Go through each line of the records below and count those with the word "sinh". Give only the count.

———

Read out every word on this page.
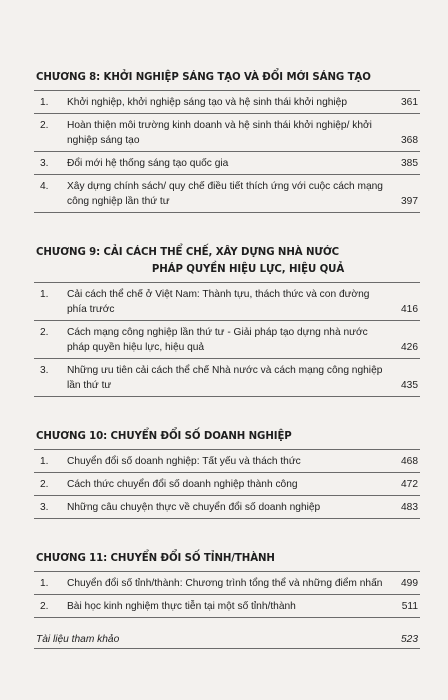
CHƯƠNG 8: KHỞI NGHIỆP SÁNG TẠO VÀ ĐỔI MỚI SÁNG TẠO
1. Khởi nghiệp, khởi nghiệp sáng tạo và hệ sinh thái khởi nghiệp	361
2. Hoàn thiện môi trường kinh doanh và hệ sinh thái khởi nghiệp/ khởi nghiệp sáng tạo	368
3. Đổi mới hệ thống sáng tạo quốc gia	385
4. Xây dựng chính sách/ quy chế điều tiết thích ứng với cuộc cách mạng công nghiệp lần thứ tư	397
CHƯƠNG 9: CẢI CÁCH THỂ CHẾ, XÂY DỰNG NHÀ NƯỚC
PHÁP QUYỀN HIỆU LỰC, HIỆU QUẢ
1. Cải cách thể chế ở Việt Nam: Thành tựu, thách thức và con đường phía trước	416
2. Cách mạng công nghiệp lần thứ tư - Giải pháp tạo dựng nhà nước pháp quyền hiệu lực, hiệu quả	426
3. Những ưu tiên cải cách thể chế Nhà nước và cách mạng công nghiệp lần thứ tư	435
CHƯƠNG 10: CHUYỂN ĐỔI SỐ DOANH NGHIỆP
1. Chuyển đổi số doanh nghiệp: Tất yếu và thách thức	468
2. Cách thức chuyển đổi số doanh nghiệp thành công	472
3. Những câu chuyện thực về chuyển đổi số doanh nghiệp	483
CHƯƠNG 11: CHUYỂN ĐỔI SỐ TỈNH/THÀNH
1. Chuyển đổi số tỉnh/thành: Chương trình tổng thể và những điểm nhấn	499
2. Bài học kinh nghiệm thực tiễn tại một số tỉnh/thành	511
Tài liệu tham khảo	523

———

## Task answer
2